Task instructions: Print the full listing exactly.

Entries:
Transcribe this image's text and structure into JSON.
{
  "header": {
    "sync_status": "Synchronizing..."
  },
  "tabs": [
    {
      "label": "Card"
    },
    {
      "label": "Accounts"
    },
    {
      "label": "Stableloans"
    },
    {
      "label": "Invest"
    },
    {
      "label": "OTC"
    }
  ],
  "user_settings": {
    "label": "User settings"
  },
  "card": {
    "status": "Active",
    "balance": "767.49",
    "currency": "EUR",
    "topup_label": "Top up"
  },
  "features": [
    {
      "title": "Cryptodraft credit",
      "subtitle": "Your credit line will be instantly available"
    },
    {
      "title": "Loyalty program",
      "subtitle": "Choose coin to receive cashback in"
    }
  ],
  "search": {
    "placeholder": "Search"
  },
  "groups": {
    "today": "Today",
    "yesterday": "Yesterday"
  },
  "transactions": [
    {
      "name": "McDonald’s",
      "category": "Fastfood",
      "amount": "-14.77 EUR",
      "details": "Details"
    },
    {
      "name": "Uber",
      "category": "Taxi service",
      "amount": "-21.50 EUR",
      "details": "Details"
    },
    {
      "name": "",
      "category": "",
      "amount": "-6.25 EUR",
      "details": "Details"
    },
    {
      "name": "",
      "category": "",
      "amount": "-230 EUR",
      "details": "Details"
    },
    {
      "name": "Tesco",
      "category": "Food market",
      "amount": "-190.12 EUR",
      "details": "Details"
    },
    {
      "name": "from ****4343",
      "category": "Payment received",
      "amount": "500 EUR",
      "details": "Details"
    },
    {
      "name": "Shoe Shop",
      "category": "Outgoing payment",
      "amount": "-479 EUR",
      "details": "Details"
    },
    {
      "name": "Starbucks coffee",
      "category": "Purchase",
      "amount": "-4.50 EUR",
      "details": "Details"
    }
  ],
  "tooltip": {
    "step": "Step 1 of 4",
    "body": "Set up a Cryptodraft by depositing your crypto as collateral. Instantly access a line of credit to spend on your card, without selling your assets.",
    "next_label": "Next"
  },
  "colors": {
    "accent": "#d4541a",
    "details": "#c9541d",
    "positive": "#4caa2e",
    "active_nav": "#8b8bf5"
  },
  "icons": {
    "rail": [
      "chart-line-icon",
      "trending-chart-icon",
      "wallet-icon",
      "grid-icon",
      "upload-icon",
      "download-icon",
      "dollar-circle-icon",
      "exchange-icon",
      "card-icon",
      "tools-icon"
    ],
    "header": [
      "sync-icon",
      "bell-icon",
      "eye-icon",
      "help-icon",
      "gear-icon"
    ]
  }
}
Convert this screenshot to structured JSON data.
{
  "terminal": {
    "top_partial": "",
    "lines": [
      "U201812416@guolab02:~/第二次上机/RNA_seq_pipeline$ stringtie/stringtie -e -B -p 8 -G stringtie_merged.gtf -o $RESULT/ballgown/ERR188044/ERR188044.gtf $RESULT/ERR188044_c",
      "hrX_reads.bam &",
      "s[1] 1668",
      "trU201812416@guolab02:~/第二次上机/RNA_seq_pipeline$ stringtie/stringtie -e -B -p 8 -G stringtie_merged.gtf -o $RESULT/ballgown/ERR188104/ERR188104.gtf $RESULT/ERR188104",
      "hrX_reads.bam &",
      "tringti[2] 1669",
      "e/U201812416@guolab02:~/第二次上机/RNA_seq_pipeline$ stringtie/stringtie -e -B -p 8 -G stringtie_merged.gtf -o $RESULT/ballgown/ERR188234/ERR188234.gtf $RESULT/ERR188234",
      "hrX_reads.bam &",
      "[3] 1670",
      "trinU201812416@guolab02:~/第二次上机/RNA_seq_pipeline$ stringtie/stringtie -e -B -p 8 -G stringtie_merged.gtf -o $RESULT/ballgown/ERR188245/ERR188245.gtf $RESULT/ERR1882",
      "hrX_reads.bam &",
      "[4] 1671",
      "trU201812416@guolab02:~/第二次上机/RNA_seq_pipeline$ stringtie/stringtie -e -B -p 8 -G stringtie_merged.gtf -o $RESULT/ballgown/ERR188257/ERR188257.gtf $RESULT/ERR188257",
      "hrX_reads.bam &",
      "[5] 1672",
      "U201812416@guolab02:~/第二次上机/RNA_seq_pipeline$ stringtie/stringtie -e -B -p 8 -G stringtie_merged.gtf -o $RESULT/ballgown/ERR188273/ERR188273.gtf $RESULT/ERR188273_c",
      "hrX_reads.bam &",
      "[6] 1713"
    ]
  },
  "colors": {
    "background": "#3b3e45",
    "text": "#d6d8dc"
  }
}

Final answer:
Transcribe this image's text and structure into JSON.
{
  "header": {
    "sync_status": "Synchronizing..."
  },
  "tabs": [
    {
      "label": "Card"
    },
    {
      "label": "Accounts"
    },
    {
      "label": "Stableloans"
    },
    {
      "label": "Invest"
    },
    {
      "label": "OTC"
    }
  ],
  "user_settings": {
    "label": "User settings"
  },
  "card": {
    "status": "Active",
    "balance": "767.49",
    "currency": "EUR",
    "topup_label": "Top up"
  },
  "features": [
    {
      "title": "Cryptodraft credit",
      "subtitle": "Your credit line will be instantly available"
    },
    {
      "title": "Loyalty program",
      "subtitle": "Choose coin to receive cashback in"
    }
  ],
  "search": {
    "placeholder": "Search"
  },
  "groups": {
    "today": "Today",
    "yesterday": "Yesterday"
  },
  "transactions": [
    {
      "name": "McDonald’s",
      "category": "Fastfood",
      "amount": "-14.77 EUR",
      "details": "Details"
    },
    {
      "name": "Uber",
      "category": "Taxi service",
      "amount": "-21.50 EUR",
      "details": "Details"
    },
    {
      "name": "",
      "category": "",
      "amount": "-6.25 EUR",
      "details": "Details"
    },
    {
      "name": "",
      "category": "",
      "amount": "-230 EUR",
      "details": "Details"
    },
    {
      "name": "Tesco",
      "category": "Food market",
      "amount": "-190.12 EUR",
      "details": "Details"
    },
    {
      "name": "from ****4343",
      "category": "Payment received",
      "amount": "500 EUR",
      "details": "Details"
    },
    {
      "name": "Shoe Shop",
      "category": "Outgoing payment",
      "amount": "-479 EUR",
      "details": "Details"
    },
    {
      "name": "Starbucks coffee",
      "category": "Purchase",
      "amount": "-4.50 EUR",
      "details": "Details"
    }
  ],
  "tooltip": {
    "step": "Step 1 of 4",
    "body": "Set up a Cryptodraft by depositing your crypto as collateral. Instantly access a line of credit to spend on your card, without selling your assets.",
    "next_label": "Next"
  },
  "colors": {
    "accent": "#d4541a",
    "details": "#c9541d",
    "positive": "#4caa2e",
    "active_nav": "#8b8bf5"
  },
  "icons": {
    "rail": [
      "chart-line-icon",
      "trending-chart-icon",
      "wallet-icon",
      "grid-icon",
      "upload-icon",
      "download-icon",
      "dollar-circle-icon",
      "exchange-icon",
      "card-icon",
      "tools-icon"
    ],
    "header": [
      "sync-icon",
      "bell-icon",
      "eye-icon",
      "help-icon",
      "gear-icon"
    ]
  }
}
Convert this screenshot to structured JSON data.
{
  "terminal": {
    "top_partial": "",
    "lines": [
      "U201812416@guolab02:~/第二次上机/RNA_seq_pipeline$ stringtie/stringtie -e -B -p 8 -G stringtie_merged.gtf -o $RESULT/ballgown/ERR188044/ERR188044.gtf $RESULT/ERR188044_c",
      "hrX_reads.bam &",
      "s[1] 1668",
      "trU201812416@guolab02:~/第二次上机/RNA_seq_pipeline$ stringtie/stringtie -e -B -p 8 -G stringtie_merged.gtf -o $RESULT/ballgown/ERR188104/ERR188104.gtf $RESULT/ERR188104",
      "hrX_reads.bam &",
      "tringti[2] 1669",
      "e/U201812416@guolab02:~/第二次上机/RNA_seq_pipeline$ stringtie/stringtie -e -B -p 8 -G stringtie_merged.gtf -o $RESULT/ballgown/ERR188234/ERR188234.gtf $RESULT/ERR188234",
      "hrX_reads.bam &",
      "[3] 1670",
      "trinU201812416@guolab02:~/第二次上机/RNA_seq_pipeline$ stringtie/stringtie -e -B -p 8 -G stringtie_merged.gtf -o $RESULT/ballgown/ERR188245/ERR188245.gtf $RESULT/ERR1882",
      "hrX_reads.bam &",
      "[4] 1671",
      "trU201812416@guolab02:~/第二次上机/RNA_seq_pipeline$ stringtie/stringtie -e -B -p 8 -G stringtie_merged.gtf -o $RESULT/ballgown/ERR188257/ERR188257.gtf $RESULT/ERR188257",
      "hrX_reads.bam &",
      "[5] 1672",
      "U201812416@guolab02:~/第二次上机/RNA_seq_pipeline$ stringtie/stringtie -e -B -p 8 -G stringtie_merged.gtf -o $RESULT/ballgown/ERR188273/ERR188273.gtf $RESULT/ERR188273_c",
      "hrX_reads.bam &",
      "[6] 1713"
    ]
  },
  "colors": {
    "background": "#3b3e45",
    "text": "#d6d8dc"
  }
}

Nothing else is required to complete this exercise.